WORK TO COMPLETE -
Reproduce each of the following lines verbatim, keeping their order.

SUPPLIED DATA -
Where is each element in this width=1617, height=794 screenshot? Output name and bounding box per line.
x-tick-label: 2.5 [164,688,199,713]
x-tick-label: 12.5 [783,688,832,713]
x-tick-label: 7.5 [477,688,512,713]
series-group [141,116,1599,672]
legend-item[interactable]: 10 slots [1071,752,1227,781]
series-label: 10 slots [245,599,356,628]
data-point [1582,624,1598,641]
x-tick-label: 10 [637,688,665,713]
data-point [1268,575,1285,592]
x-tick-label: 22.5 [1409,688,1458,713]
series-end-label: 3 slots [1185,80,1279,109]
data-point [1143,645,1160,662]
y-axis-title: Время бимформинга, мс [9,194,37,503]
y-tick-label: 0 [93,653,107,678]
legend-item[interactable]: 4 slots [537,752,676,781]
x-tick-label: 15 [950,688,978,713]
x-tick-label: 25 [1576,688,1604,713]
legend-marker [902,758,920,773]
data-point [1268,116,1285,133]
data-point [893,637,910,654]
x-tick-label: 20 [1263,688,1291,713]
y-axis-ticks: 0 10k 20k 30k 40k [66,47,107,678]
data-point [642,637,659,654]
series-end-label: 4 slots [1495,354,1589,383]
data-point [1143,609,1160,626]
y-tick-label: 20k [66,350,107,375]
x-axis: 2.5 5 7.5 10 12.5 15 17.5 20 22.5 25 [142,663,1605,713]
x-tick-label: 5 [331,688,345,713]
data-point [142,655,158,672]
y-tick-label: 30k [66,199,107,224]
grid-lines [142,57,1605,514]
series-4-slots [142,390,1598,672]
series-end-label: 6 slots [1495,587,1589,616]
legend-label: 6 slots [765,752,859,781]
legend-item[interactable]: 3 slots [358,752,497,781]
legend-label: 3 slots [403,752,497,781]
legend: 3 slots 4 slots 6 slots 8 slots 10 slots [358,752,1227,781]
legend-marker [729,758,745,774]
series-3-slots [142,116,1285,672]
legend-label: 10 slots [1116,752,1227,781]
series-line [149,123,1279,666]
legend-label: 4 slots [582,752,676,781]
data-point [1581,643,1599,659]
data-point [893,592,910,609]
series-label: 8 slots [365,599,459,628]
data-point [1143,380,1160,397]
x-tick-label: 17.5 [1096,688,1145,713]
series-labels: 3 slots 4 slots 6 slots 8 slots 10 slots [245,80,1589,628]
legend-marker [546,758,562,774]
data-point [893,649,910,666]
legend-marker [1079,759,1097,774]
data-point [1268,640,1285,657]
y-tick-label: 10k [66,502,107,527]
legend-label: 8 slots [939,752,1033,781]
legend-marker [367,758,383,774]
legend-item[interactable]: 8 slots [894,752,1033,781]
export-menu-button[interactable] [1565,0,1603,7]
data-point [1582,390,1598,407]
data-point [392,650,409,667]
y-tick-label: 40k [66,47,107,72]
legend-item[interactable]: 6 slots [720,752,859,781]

PROBLEM SOLUTION -
Where is each element in this width=1617, height=794 screenshot? Output name and bounding box per line.
x-tick-label: 2.5 [164,688,199,713]
x-tick-label: 12.5 [783,688,832,713]
x-tick-label: 7.5 [477,688,512,713]
series-group [141,116,1599,672]
legend-item[interactable]: 10 slots [1071,752,1227,781]
series-label: 10 slots [245,599,356,628]
data-point [1582,624,1598,641]
x-tick-label: 10 [637,688,665,713]
data-point [1268,575,1285,592]
x-tick-label: 22.5 [1409,688,1458,713]
series-end-label: 3 slots [1185,80,1279,109]
data-point [1143,645,1160,662]
y-axis-title: Время бимформинга, мс [9,194,37,503]
y-tick-label: 0 [93,653,107,678]
legend-item[interactable]: 4 slots [537,752,676,781]
x-tick-label: 15 [950,688,978,713]
x-tick-label: 25 [1576,688,1604,713]
legend-marker [902,758,920,773]
data-point [1268,116,1285,133]
data-point [893,637,910,654]
x-tick-label: 20 [1263,688,1291,713]
y-axis-ticks: 0 10k 20k 30k 40k [66,47,107,678]
data-point [642,637,659,654]
series-end-label: 4 slots [1495,354,1589,383]
data-point [1143,609,1160,626]
y-tick-label: 20k [66,350,107,375]
x-axis: 2.5 5 7.5 10 12.5 15 17.5 20 22.5 25 [142,663,1605,713]
x-tick-label: 5 [331,688,345,713]
data-point [142,655,158,672]
y-tick-label: 30k [66,199,107,224]
grid-lines [142,57,1605,514]
series-4-slots [142,390,1598,672]
series-end-label: 6 slots [1495,587,1589,616]
legend-label: 6 slots [765,752,859,781]
legend-item[interactable]: 3 slots [358,752,497,781]
legend-label: 3 slots [403,752,497,781]
legend: 3 slots 4 slots 6 slots 8 slots 10 slots [358,752,1227,781]
legend-marker [729,758,745,774]
series-3-slots [142,116,1285,672]
legend-label: 10 slots [1116,752,1227,781]
series-line [149,123,1279,666]
legend-label: 4 slots [582,752,676,781]
data-point [1581,643,1599,659]
data-point [893,592,910,609]
series-label: 8 slots [365,599,459,628]
data-point [1143,380,1160,397]
x-tick-label: 17.5 [1096,688,1145,713]
series-labels: 3 slots 4 slots 6 slots 8 slots 10 slots [245,80,1589,628]
legend-marker [546,758,562,774]
data-point [893,649,910,666]
legend-marker [1079,759,1097,774]
data-point [1268,640,1285,657]
y-tick-label: 10k [66,502,107,527]
legend-label: 8 slots [939,752,1033,781]
legend-marker [367,758,383,774]
legend-item[interactable]: 8 slots [894,752,1033,781]
export-menu-button[interactable] [1565,0,1603,7]
data-point [1582,390,1598,407]
data-point [392,650,409,667]
y-tick-label: 40k [66,47,107,72]
legend-item[interactable]: 6 slots [720,752,859,781]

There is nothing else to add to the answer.